* What is being asked *
Reproduce the records below exactly, leaving out any pictures.

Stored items
────────────────────────────────────────
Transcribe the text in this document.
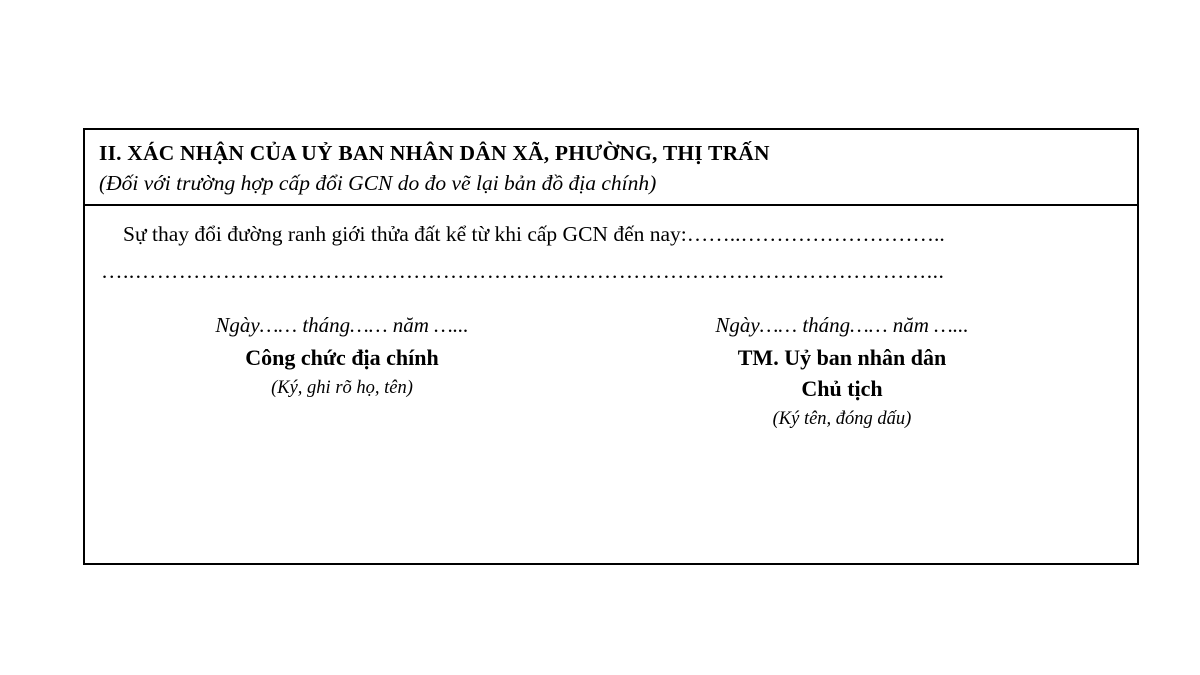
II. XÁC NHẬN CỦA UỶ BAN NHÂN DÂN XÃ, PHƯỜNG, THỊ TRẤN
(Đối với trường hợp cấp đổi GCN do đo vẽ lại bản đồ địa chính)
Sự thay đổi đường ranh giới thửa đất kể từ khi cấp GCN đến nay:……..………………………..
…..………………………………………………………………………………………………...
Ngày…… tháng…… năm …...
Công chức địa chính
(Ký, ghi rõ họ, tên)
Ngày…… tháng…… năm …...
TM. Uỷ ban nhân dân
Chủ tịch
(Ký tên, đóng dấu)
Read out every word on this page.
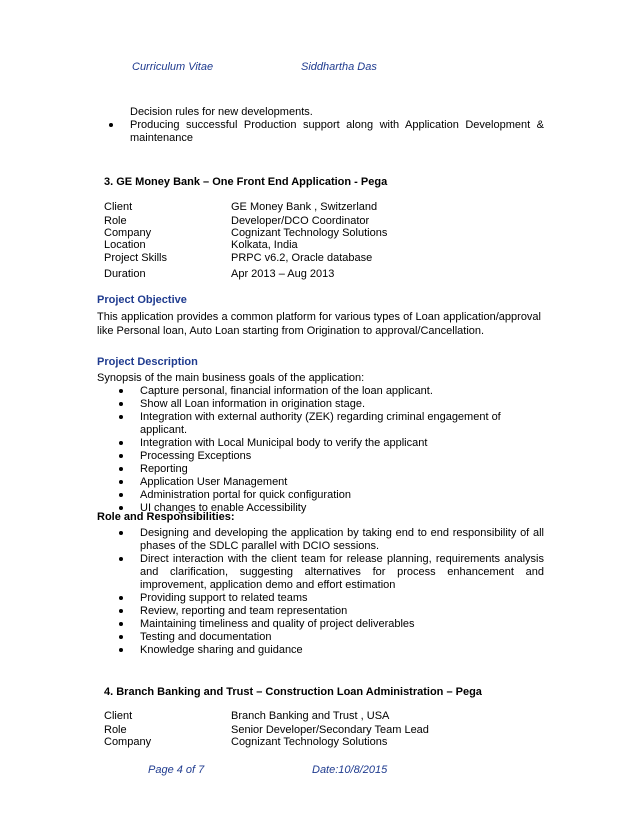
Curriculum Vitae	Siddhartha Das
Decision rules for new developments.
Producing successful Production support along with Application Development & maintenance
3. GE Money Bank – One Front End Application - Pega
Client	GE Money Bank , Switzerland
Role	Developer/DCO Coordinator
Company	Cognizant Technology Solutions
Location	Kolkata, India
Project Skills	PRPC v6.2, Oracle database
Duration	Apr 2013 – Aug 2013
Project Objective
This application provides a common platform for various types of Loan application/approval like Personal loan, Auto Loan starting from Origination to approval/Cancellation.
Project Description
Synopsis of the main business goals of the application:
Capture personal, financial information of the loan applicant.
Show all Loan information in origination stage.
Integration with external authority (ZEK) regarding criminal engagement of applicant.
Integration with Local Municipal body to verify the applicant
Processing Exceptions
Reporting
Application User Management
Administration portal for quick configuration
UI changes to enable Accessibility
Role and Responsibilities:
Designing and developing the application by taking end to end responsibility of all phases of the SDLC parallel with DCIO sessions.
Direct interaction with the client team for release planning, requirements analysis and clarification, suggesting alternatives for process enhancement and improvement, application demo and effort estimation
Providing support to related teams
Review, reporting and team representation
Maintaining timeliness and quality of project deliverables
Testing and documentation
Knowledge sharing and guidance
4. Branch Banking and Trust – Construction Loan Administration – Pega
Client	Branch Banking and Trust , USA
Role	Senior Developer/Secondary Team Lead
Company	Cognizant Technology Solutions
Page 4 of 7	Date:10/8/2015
────────────────────────────────────────
* Problem solution *
Transcribe the text in this document.
II. XÁC NHẬN CỦA UỶ BAN NHÂN DÂN XÃ, PHƯỜNG, THỊ TRẤN
(Đối với trường hợp cấp đổi GCN do đo vẽ lại bản đồ địa chính)
Sự thay đổi đường ranh giới thửa đất kể từ khi cấp GCN đến nay:……..………………………..
…..………………………………………………………………………………………………...
Ngày…… tháng…… năm …...
Công chức địa chính
(Ký, ghi rõ họ, tên)
Ngày…… tháng…… năm …...
TM. Uỷ ban nhân dân
Chủ tịch
(Ký tên, đóng dấu)
Read out every word on this page.
Curriculum Vitae	Siddhartha Das
Decision rules for new developments.
Producing successful Production support along with Application Development & maintenance
3. GE Money Bank – One Front End Application - Pega
Client	GE Money Bank , Switzerland
Role	Developer/DCO Coordinator
Company	Cognizant Technology Solutions
Location	Kolkata, India
Project Skills	PRPC v6.2, Oracle database
Duration	Apr 2013 – Aug 2013
Project Objective
This application provides a common platform for various types of Loan application/approval like Personal loan, Auto Loan starting from Origination to approval/Cancellation.
Project Description
Synopsis of the main business goals of the application:
Capture personal, financial information of the loan applicant.
Show all Loan information in origination stage.
Integration with external authority (ZEK) regarding criminal engagement of applicant.
Integration with Local Municipal body to verify the applicant
Processing Exceptions
Reporting
Application User Management
Administration portal for quick configuration
UI changes to enable Accessibility
Role and Responsibilities:
Designing and developing the application by taking end to end responsibility of all phases of the SDLC parallel with DCIO sessions.
Direct interaction with the client team for release planning, requirements analysis and clarification, suggesting alternatives for process enhancement and improvement, application demo and effort estimation
Providing support to related teams
Review, reporting and team representation
Maintaining timeliness and quality of project deliverables
Testing and documentation
Knowledge sharing and guidance
4. Branch Banking and Trust – Construction Loan Administration – Pega
Client	Branch Banking and Trust , USA
Role	Senior Developer/Secondary Team Lead
Company	Cognizant Technology Solutions
Page 4 of 7	Date:10/8/2015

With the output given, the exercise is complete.